:: Description of the task ::
What lines of the data include the string "text"? Copy them all.

:: Data supplied ::
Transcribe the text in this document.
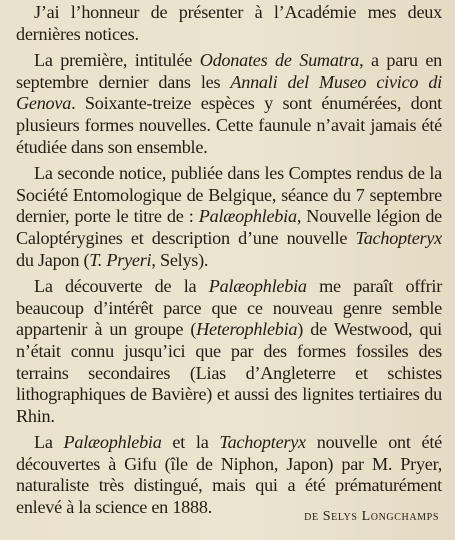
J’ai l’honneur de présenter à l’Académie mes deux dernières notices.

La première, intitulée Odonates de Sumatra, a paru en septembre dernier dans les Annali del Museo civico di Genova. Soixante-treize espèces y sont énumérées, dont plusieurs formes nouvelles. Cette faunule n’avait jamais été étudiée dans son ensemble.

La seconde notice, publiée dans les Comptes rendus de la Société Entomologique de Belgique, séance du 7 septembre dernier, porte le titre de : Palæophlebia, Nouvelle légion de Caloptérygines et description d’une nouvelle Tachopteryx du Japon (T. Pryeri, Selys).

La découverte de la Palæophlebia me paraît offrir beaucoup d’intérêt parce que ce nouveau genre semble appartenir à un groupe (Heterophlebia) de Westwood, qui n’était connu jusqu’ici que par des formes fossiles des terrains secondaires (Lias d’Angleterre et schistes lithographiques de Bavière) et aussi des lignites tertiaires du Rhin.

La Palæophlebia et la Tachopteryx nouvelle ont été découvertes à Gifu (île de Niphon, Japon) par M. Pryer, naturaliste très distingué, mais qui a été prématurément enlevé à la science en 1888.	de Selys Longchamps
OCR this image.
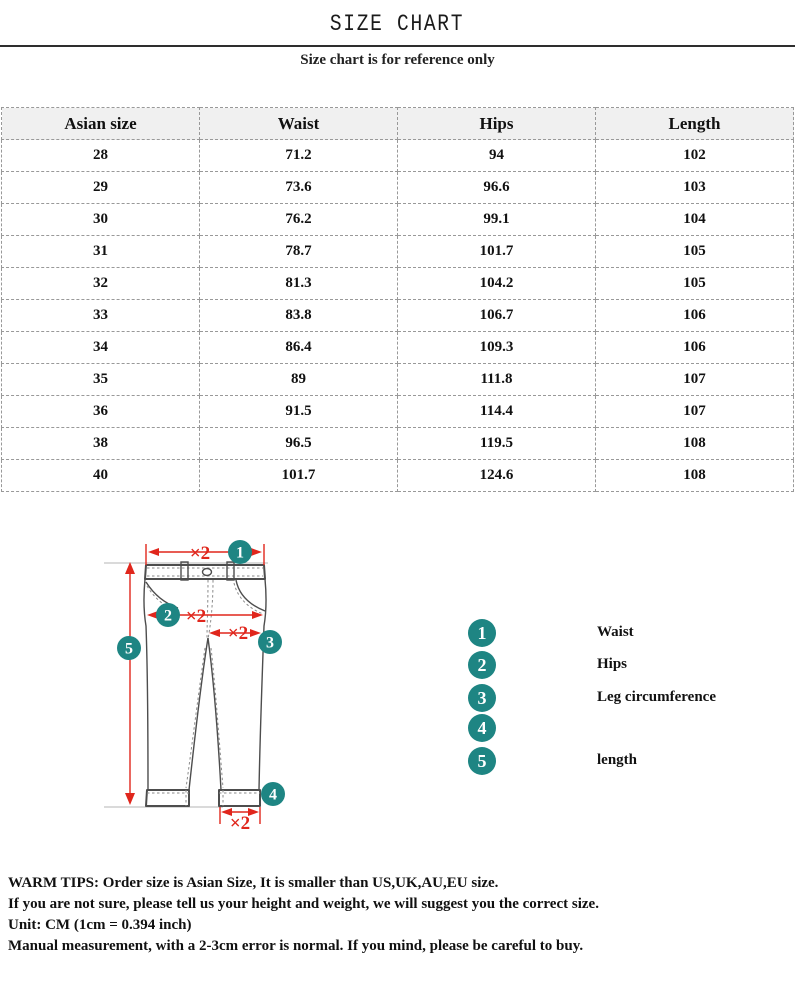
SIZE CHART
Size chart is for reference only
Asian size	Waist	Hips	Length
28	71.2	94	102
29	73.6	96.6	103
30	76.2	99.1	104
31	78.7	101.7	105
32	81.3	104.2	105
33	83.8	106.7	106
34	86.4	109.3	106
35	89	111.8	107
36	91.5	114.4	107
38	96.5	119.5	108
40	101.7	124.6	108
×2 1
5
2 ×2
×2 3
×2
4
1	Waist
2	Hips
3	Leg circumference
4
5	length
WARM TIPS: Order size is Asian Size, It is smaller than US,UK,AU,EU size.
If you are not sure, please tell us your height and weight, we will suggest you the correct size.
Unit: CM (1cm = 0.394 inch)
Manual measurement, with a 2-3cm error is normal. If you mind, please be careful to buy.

...

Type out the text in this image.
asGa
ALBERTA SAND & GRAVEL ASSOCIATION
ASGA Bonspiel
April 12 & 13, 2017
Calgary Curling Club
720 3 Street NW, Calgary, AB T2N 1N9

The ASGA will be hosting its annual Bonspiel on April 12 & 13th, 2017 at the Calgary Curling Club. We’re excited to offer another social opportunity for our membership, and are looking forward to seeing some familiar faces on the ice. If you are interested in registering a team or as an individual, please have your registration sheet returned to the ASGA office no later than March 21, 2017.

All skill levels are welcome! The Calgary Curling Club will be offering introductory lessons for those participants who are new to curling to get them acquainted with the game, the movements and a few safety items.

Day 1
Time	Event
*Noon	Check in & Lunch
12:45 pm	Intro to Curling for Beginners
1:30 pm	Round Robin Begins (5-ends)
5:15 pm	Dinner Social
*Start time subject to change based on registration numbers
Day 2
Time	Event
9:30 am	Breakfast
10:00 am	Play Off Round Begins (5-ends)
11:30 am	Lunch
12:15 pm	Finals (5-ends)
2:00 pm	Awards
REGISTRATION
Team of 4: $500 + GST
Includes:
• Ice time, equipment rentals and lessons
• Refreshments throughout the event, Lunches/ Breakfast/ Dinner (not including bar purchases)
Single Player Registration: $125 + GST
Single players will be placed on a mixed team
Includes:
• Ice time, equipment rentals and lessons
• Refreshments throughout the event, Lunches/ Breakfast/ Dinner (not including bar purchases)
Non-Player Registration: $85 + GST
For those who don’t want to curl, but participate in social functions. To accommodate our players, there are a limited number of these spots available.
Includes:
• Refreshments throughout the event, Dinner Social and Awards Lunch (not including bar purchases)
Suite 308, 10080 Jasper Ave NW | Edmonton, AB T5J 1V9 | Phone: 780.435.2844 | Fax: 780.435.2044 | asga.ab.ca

:: Answer for the task ::
Transcribe the text in this document.
Type out the text in this image.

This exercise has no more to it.